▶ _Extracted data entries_
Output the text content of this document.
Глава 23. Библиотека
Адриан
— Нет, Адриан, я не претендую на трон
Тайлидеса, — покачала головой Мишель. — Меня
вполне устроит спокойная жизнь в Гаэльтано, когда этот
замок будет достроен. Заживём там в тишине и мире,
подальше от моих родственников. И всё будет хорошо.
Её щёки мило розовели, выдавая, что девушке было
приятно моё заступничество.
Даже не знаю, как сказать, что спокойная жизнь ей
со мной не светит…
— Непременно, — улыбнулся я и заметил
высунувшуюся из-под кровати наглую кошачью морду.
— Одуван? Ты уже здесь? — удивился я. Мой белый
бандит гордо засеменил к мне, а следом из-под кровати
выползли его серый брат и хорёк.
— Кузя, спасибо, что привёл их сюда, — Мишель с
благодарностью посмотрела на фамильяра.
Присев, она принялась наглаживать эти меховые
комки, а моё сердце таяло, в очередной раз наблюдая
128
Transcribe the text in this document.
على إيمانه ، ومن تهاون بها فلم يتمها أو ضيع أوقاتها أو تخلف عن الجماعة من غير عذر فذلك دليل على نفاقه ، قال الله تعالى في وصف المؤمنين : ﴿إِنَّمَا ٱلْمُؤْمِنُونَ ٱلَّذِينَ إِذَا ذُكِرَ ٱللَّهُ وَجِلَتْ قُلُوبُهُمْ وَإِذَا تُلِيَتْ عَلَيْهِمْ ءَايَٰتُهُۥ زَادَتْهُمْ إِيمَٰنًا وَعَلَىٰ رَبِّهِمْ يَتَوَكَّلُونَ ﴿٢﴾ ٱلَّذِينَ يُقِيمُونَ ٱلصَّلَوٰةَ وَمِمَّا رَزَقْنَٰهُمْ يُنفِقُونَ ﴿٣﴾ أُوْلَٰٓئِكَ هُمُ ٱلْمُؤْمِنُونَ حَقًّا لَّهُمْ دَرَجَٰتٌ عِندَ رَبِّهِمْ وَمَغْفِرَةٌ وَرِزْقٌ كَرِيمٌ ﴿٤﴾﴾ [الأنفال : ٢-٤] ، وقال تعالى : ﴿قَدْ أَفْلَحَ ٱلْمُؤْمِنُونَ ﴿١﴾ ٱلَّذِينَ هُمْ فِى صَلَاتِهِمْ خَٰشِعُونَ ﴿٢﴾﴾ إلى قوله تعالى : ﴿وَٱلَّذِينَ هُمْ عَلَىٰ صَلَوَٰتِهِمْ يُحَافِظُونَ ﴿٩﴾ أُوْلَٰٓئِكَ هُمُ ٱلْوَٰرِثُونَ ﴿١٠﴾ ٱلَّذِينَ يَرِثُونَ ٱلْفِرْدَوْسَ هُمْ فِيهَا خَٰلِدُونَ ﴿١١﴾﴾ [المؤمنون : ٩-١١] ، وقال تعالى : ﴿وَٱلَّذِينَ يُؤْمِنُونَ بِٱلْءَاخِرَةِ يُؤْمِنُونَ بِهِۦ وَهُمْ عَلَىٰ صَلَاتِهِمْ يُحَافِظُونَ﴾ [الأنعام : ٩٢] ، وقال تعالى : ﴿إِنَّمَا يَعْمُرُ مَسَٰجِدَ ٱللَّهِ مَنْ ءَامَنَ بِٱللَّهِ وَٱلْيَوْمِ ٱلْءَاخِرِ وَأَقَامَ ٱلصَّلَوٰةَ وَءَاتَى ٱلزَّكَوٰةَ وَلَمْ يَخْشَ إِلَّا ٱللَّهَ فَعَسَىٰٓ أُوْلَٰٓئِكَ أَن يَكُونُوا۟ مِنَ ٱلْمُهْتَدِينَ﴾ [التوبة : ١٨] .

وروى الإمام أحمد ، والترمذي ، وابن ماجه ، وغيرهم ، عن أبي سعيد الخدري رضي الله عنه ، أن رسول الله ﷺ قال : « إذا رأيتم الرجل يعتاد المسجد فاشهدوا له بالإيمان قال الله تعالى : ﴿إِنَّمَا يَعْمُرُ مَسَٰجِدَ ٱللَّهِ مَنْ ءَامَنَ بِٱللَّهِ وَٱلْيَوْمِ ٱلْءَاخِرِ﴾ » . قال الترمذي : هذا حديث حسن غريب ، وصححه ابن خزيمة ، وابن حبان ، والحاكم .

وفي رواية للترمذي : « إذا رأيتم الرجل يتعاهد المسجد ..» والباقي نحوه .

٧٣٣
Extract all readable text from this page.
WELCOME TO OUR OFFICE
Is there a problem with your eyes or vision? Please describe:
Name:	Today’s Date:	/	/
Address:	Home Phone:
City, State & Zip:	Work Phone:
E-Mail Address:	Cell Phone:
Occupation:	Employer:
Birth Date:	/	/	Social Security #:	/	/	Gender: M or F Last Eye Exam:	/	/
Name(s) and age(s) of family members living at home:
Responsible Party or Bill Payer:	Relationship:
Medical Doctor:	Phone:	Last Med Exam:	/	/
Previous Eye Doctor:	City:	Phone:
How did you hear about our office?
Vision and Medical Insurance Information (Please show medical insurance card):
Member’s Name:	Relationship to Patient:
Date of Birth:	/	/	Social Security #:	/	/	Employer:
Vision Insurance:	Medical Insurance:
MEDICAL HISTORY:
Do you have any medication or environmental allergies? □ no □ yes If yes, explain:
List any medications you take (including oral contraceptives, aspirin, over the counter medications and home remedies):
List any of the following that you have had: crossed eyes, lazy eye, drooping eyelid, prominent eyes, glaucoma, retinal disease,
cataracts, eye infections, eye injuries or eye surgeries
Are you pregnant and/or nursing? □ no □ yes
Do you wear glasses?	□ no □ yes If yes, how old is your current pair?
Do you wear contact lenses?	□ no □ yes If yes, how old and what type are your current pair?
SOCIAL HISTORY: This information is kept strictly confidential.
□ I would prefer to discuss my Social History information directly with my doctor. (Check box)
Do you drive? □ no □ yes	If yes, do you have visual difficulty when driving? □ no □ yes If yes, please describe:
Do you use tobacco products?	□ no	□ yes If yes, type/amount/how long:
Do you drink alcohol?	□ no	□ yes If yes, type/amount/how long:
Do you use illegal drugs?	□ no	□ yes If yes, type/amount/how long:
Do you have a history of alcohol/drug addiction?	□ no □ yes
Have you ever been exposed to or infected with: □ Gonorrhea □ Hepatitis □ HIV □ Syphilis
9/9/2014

▶ _What the task requires_
Retype the records above exactly.

▶ _Solution_
Output the text content of this document.
Глава 23. Библиотека
Адриан
— Нет, Адриан, я не претендую на трон
Тайлидеса, — покачала головой Мишель. — Меня
вполне устроит спокойная жизнь в Гаэльтано, когда этот
замок будет достроен. Заживём там в тишине и мире,
подальше от моих родственников. И всё будет хорошо.
Её щёки мило розовели, выдавая, что девушке было
приятно моё заступничество.
Даже не знаю, как сказать, что спокойная жизнь ей
со мной не светит…
— Непременно, — улыбнулся я и заметил
высунувшуюся из-под кровати наглую кошачью морду.
— Одуван? Ты уже здесь? — удивился я. Мой белый
бандит гордо засеменил к мне, а следом из-под кровати
выползли его серый брат и хорёк.
— Кузя, спасибо, что привёл их сюда, — Мишель с
благодарностью посмотрела на фамильяра.
Присев, она принялась наглаживать эти меховые
комки, а моё сердце таяло, в очередной раз наблюдая
128
Transcribe the text in this document.
على إيمانه ، ومن تهاون بها فلم يتمها أو ضيع أوقاتها أو تخلف عن الجماعة من غير عذر فذلك دليل على نفاقه ، قال الله تعالى في وصف المؤمنين : ﴿إِنَّمَا ٱلْمُؤْمِنُونَ ٱلَّذِينَ إِذَا ذُكِرَ ٱللَّهُ وَجِلَتْ قُلُوبُهُمْ وَإِذَا تُلِيَتْ عَلَيْهِمْ ءَايَٰتُهُۥ زَادَتْهُمْ إِيمَٰنًا وَعَلَىٰ رَبِّهِمْ يَتَوَكَّلُونَ ﴿٢﴾ ٱلَّذِينَ يُقِيمُونَ ٱلصَّلَوٰةَ وَمِمَّا رَزَقْنَٰهُمْ يُنفِقُونَ ﴿٣﴾ أُوْلَٰٓئِكَ هُمُ ٱلْمُؤْمِنُونَ حَقًّا لَّهُمْ دَرَجَٰتٌ عِندَ رَبِّهِمْ وَمَغْفِرَةٌ وَرِزْقٌ كَرِيمٌ ﴿٤﴾﴾ [الأنفال : ٢-٤] ، وقال تعالى : ﴿قَدْ أَفْلَحَ ٱلْمُؤْمِنُونَ ﴿١﴾ ٱلَّذِينَ هُمْ فِى صَلَاتِهِمْ خَٰشِعُونَ ﴿٢﴾﴾ إلى قوله تعالى : ﴿وَٱلَّذِينَ هُمْ عَلَىٰ صَلَوَٰتِهِمْ يُحَافِظُونَ ﴿٩﴾ أُوْلَٰٓئِكَ هُمُ ٱلْوَٰرِثُونَ ﴿١٠﴾ ٱلَّذِينَ يَرِثُونَ ٱلْفِرْدَوْسَ هُمْ فِيهَا خَٰلِدُونَ ﴿١١﴾﴾ [المؤمنون : ٩-١١] ، وقال تعالى : ﴿وَٱلَّذِينَ يُؤْمِنُونَ بِٱلْءَاخِرَةِ يُؤْمِنُونَ بِهِۦ وَهُمْ عَلَىٰ صَلَاتِهِمْ يُحَافِظُونَ﴾ [الأنعام : ٩٢] ، وقال تعالى : ﴿إِنَّمَا يَعْمُرُ مَسَٰجِدَ ٱللَّهِ مَنْ ءَامَنَ بِٱللَّهِ وَٱلْيَوْمِ ٱلْءَاخِرِ وَأَقَامَ ٱلصَّلَوٰةَ وَءَاتَى ٱلزَّكَوٰةَ وَلَمْ يَخْشَ إِلَّا ٱللَّهَ فَعَسَىٰٓ أُوْلَٰٓئِكَ أَن يَكُونُوا۟ مِنَ ٱلْمُهْتَدِينَ﴾ [التوبة : ١٨] .

وروى الإمام أحمد ، والترمذي ، وابن ماجه ، وغيرهم ، عن أبي سعيد الخدري رضي الله عنه ، أن رسول الله ﷺ قال : « إذا رأيتم الرجل يعتاد المسجد فاشهدوا له بالإيمان قال الله تعالى : ﴿إِنَّمَا يَعْمُرُ مَسَٰجِدَ ٱللَّهِ مَنْ ءَامَنَ بِٱللَّهِ وَٱلْيَوْمِ ٱلْءَاخِرِ﴾ » . قال الترمذي : هذا حديث حسن غريب ، وصححه ابن خزيمة ، وابن حبان ، والحاكم .

وفي رواية للترمذي : « إذا رأيتم الرجل يتعاهد المسجد ..» والباقي نحوه .

٧٣٣
Extract all readable text from this page.
WELCOME TO OUR OFFICE
Is there a problem with your eyes or vision? Please describe:
Name:	Today’s Date:	/	/
Address:	Home Phone:
City, State & Zip:	Work Phone:
E-Mail Address:	Cell Phone:
Occupation:	Employer:
Birth Date:	/	/	Social Security #:	/	/	Gender: M or F Last Eye Exam:	/	/
Name(s) and age(s) of family members living at home:
Responsible Party or Bill Payer:	Relationship:
Medical Doctor:	Phone:	Last Med Exam:	/	/
Previous Eye Doctor:	City:	Phone:
How did you hear about our office?
Vision and Medical Insurance Information (Please show medical insurance card):
Member’s Name:	Relationship to Patient:
Date of Birth:	/	/	Social Security #:	/	/	Employer:
Vision Insurance:	Medical Insurance:
MEDICAL HISTORY:
Do you have any medication or environmental allergies? □ no □ yes If yes, explain:
List any medications you take (including oral contraceptives, aspirin, over the counter medications and home remedies):
List any of the following that you have had: crossed eyes, lazy eye, drooping eyelid, prominent eyes, glaucoma, retinal disease,
cataracts, eye infections, eye injuries or eye surgeries
Are you pregnant and/or nursing? □ no □ yes
Do you wear glasses?	□ no □ yes If yes, how old is your current pair?
Do you wear contact lenses?	□ no □ yes If yes, how old and what type are your current pair?
SOCIAL HISTORY: This information is kept strictly confidential.
□ I would prefer to discuss my Social History information directly with my doctor. (Check box)
Do you drive? □ no □ yes	If yes, do you have visual difficulty when driving? □ no □ yes If yes, please describe:
Do you use tobacco products?	□ no	□ yes If yes, type/amount/how long:
Do you drink alcohol?	□ no	□ yes If yes, type/amount/how long:
Do you use illegal drugs?	□ no	□ yes If yes, type/amount/how long:
Do you have a history of alcohol/drug addiction?	□ no □ yes
Have you ever been exposed to or infected with: □ Gonorrhea □ Hepatitis □ HIV □ Syphilis
9/9/2014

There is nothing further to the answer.